— START OF Data shown —
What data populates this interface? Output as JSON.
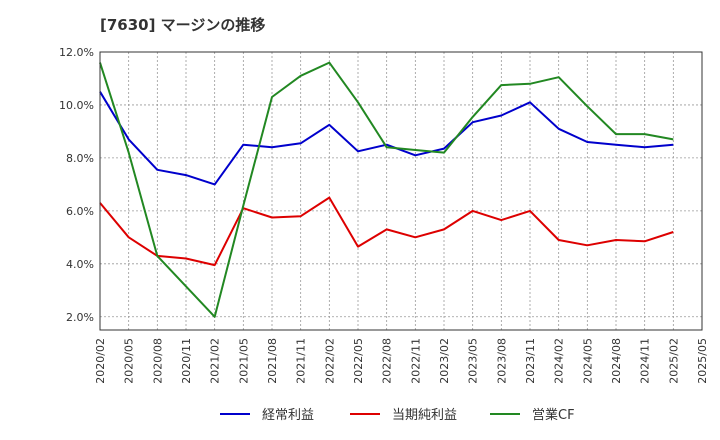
{
  "chart_data": {
    "type": "line",
    "title": "[7630]  マージンの推移",
    "x": [
      "2020/02",
      "2020/05",
      "2020/08",
      "2020/11",
      "2021/02",
      "2021/05",
      "2021/08",
      "2021/11",
      "2022/02",
      "2022/05",
      "2022/08",
      "2022/11",
      "2023/02",
      "2023/05",
      "2023/08",
      "2023/11",
      "2024/02",
      "2024/05",
      "2024/08",
      "2024/11",
      "2025/02",
      "2025/05"
    ],
    "y_ticks": [
      "2.0%",
      "4.0%",
      "6.0%",
      "8.0%",
      "10.0%",
      "12.0%"
    ],
    "ylim": [
      1.5,
      12.0
    ],
    "grid": true,
    "legend_position": "bottom",
    "series": [
      {
        "name": "経常利益",
        "color": "#0000cc",
        "values": [
          10.5,
          8.7,
          7.55,
          7.35,
          7.0,
          8.5,
          8.4,
          8.55,
          9.25,
          8.25,
          8.5,
          8.1,
          8.35,
          9.35,
          9.6,
          10.1,
          9.1,
          8.6,
          8.5,
          8.4,
          8.5,
          null
        ]
      },
      {
        "name": "当期純利益",
        "color": "#dd0000",
        "values": [
          6.3,
          5.0,
          4.3,
          4.2,
          3.95,
          6.1,
          5.75,
          5.8,
          6.5,
          4.65,
          5.3,
          5.0,
          5.3,
          6.0,
          5.65,
          6.0,
          4.9,
          4.7,
          4.9,
          4.85,
          5.2,
          null
        ]
      },
      {
        "name": "営業CF",
        "color": "#228822",
        "values": [
          11.6,
          8.2,
          4.3,
          null,
          2.0,
          6.2,
          10.3,
          11.1,
          11.6,
          10.1,
          8.4,
          8.3,
          8.2,
          9.55,
          10.75,
          10.8,
          11.05,
          9.95,
          8.9,
          8.9,
          8.7,
          null
        ]
      }
    ]
  }
}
— END OF Data shown —
◆ **Job**
Every record gets retyped exactly; no picture goes into the copy.

◆ **Exercise solution**
What data populates this interface? Output as JSON.
{
  "chart_data": {
    "type": "line",
    "title": "[7630]  マージンの推移",
    "x": [
      "2020/02",
      "2020/05",
      "2020/08",
      "2020/11",
      "2021/02",
      "2021/05",
      "2021/08",
      "2021/11",
      "2022/02",
      "2022/05",
      "2022/08",
      "2022/11",
      "2023/02",
      "2023/05",
      "2023/08",
      "2023/11",
      "2024/02",
      "2024/05",
      "2024/08",
      "2024/11",
      "2025/02",
      "2025/05"
    ],
    "y_ticks": [
      "2.0%",
      "4.0%",
      "6.0%",
      "8.0%",
      "10.0%",
      "12.0%"
    ],
    "ylim": [
      1.5,
      12.0
    ],
    "grid": true,
    "legend_position": "bottom",
    "series": [
      {
        "name": "経常利益",
        "color": "#0000cc",
        "values": [
          10.5,
          8.7,
          7.55,
          7.35,
          7.0,
          8.5,
          8.4,
          8.55,
          9.25,
          8.25,
          8.5,
          8.1,
          8.35,
          9.35,
          9.6,
          10.1,
          9.1,
          8.6,
          8.5,
          8.4,
          8.5,
          null
        ]
      },
      {
        "name": "当期純利益",
        "color": "#dd0000",
        "values": [
          6.3,
          5.0,
          4.3,
          4.2,
          3.95,
          6.1,
          5.75,
          5.8,
          6.5,
          4.65,
          5.3,
          5.0,
          5.3,
          6.0,
          5.65,
          6.0,
          4.9,
          4.7,
          4.9,
          4.85,
          5.2,
          null
        ]
      },
      {
        "name": "営業CF",
        "color": "#228822",
        "values": [
          11.6,
          8.2,
          4.3,
          null,
          2.0,
          6.2,
          10.3,
          11.1,
          11.6,
          10.1,
          8.4,
          8.3,
          8.2,
          9.55,
          10.75,
          10.8,
          11.05,
          9.95,
          8.9,
          8.9,
          8.7,
          null
        ]
      }
    ]
  }
}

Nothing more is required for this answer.